> [AIM] For the records that follow, return only the count of lines containing the string "text".

(Dataset entries)
>>>

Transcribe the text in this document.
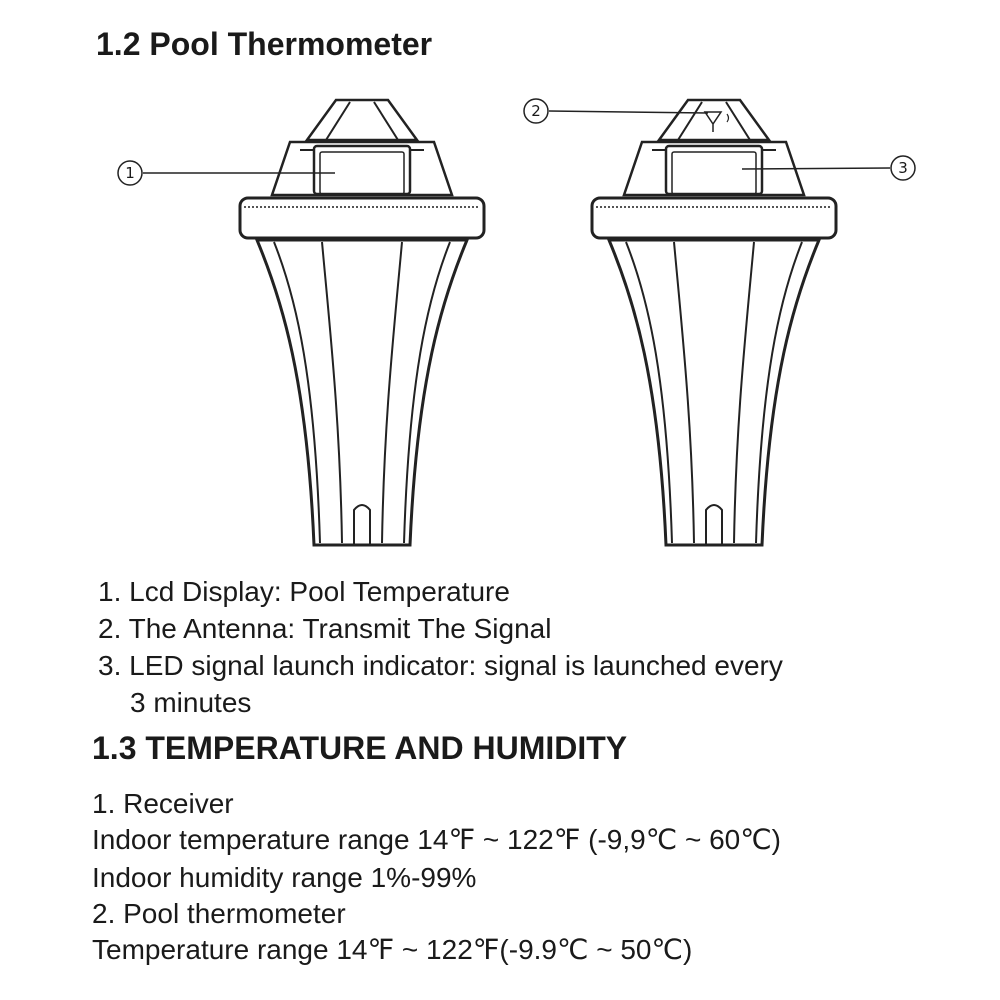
1.2 Pool Thermometer
1
2
3

1. Lcd Display: Pool Temperature

2. The Antenna: Transmit The Signal

3. LED signal launch indicator: signal is launched every

3 minutes

1.3 TEMPERATURE AND HUMIDITY

1. Receiver

Indoor temperature range 14℉ ~ 122℉ (-9,9℃ ~ 60℃)

Indoor humidity range 1%-99%

2. Pool thermometer

Temperature range 14℉ ~ 122℉(-9.9℃ ~ 50℃)
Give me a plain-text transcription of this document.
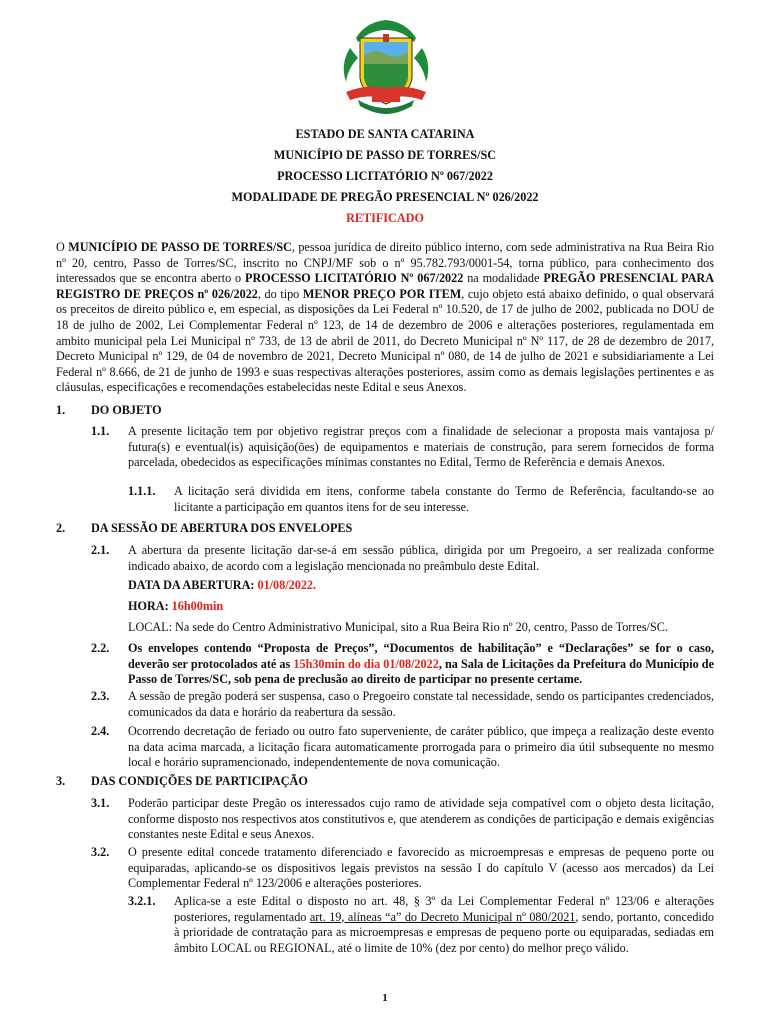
ESTADO DE SANTA CATARINA
MUNICÍPIO DE PASSO DE TORRES/SC
PROCESSO LICITATÓRIO Nº 067/2022
MODALIDADE DE PREGÃO PRESENCIAL Nº 026/2022
RETIFICADO
O MUNICÍPIO DE PASSO DE TORRES/SC, pessoa jurídica de direito público interno, com sede administrativa na Rua Beira Rio nº 20, centro, Passo de Torres/SC, inscrito no CNPJ/MF sob o nº 95.782.793/0001-54, torna público, para conhecimento dos interessados que se encontra aberto o PROCESSO LICITATÓRIO Nº 067/2022 na modalidade PREGÃO PRESENCIAL PARA REGISTRO DE PREÇOS nº 026/2022, do tipo MENOR PREÇO POR ITEM, cujo objeto está abaixo definido, o qual observará os preceitos de direito público e, em especial, as disposições da Lei Federal nº 10.520, de 17 de julho de 2002, publicada no DOU de 18 de julho de 2002, Lei Complementar Federal nº 123, de 14 de dezembro de 2006 e alterações posteriores, regulamentada em ambito municipal pela Lei Municipal nº 733, de 13 de abril de 2011, do Decreto Municipal nº Nº 117, de 28 de dezembro de 2017, Decreto Municipal nº 129, de 04 de novembro de 2021, Decreto Municipal nº 080, de 14 de julho de 2021 e subsidiariamente a Lei Federal nº 8.666, de 21 de junho de 1993 e suas respectivas alterações posteriores, assim como as demais legislações pertinentes e as cláusulas, especificações e recomendações estabelecidas neste Edital e seus Anexos.
1. DO OBJETO
1.1. A presente licitação tem por objetivo registrar preços com a finalidade de selecionar a proposta mais vantajosa p/ futura(s) e eventual(is) aquisição(ões) de equipamentos e materiais de construção, para serem fornecidos de forma parcelada, obedecidos as especificações mínimas constantes no Edital, Termo de Referência e demais Anexos.
1.1.1. A licitação será dividida em itens, conforme tabela constante do Termo de Referência, facultando-se ao licitante a participação em quantos itens for de seu interesse.
2. DA SESSÃO DE ABERTURA DOS ENVELOPES
2.1. A abertura da presente licitação dar-se-á em sessão pública, dirigida por um Pregoeiro, a ser realizada conforme indicado abaixo, de acordo com a legislação mencionada no preâmbulo deste Edital.
DATA DA ABERTURA: 01/08/2022.
HORA: 16h00min
LOCAL: Na sede do Centro Administrativo Municipal, sito a Rua Beira Rio nº 20, centro, Passo de Torres/SC.
2.2. Os envelopes contendo “Proposta de Preços”, “Documentos de habilitação” e “Declarações” se for o caso, deverão ser protocolados até as 15h30min do dia 01/08/2022, na Sala de Licitações da Prefeitura do Município de Passo de Torres/SC, sob pena de preclusão ao direito de participar no presente certame.
2.3. A sessão de pregão poderá ser suspensa, caso o Pregoeiro constate tal necessidade, sendo os participantes credenciados, comunicados da data e horário da reabertura da sessão.
2.4. Ocorrendo decretação de feriado ou outro fato superveniente, de caráter público, que impeça a realização deste evento na data acima marcada, a licitação ficara automaticamente prorrogada para o primeiro dia útil subsequente no mesmo local e horário supramencionado, independentemente de nova comunicação.
3. DAS CONDIÇÕES DE PARTICIPAÇÃO
3.1. Poderão participar deste Pregão os interessados cujo ramo de atividade seja compatível com o objeto desta licitação, conforme disposto nos respectivos atos constitutivos e, que atenderem as condições de participação e demais exigências constantes neste Edital e seus Anexos.
3.2. O presente edital concede tratamento diferenciado e favorecido as microempresas e empresas de pequeno porte ou equiparadas, aplicando-se os dispositivos legais previstos na sessão I do capítulo V (acesso aos mercados) da Lei Complementar Federal nº 123/2006 e alterações posteriores.
3.2.1. Aplica-se a este Edital o disposto no art. 48, § 3º da Lei Complementar Federal nº 123/06 e alterações posteriores, regulamentado art. 19, alíneas “a” do Decreto Municipal nº 080/2021, sendo, portanto, concedido à prioridade de contratação para as microempresas e empresas de pequeno porte ou equiparadas, sediadas em âmbito LOCAL ou REGIONAL, até o limite de 10% (dez por cento) do melhor preço válido.
1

<<<

> [TASK RESULT] 2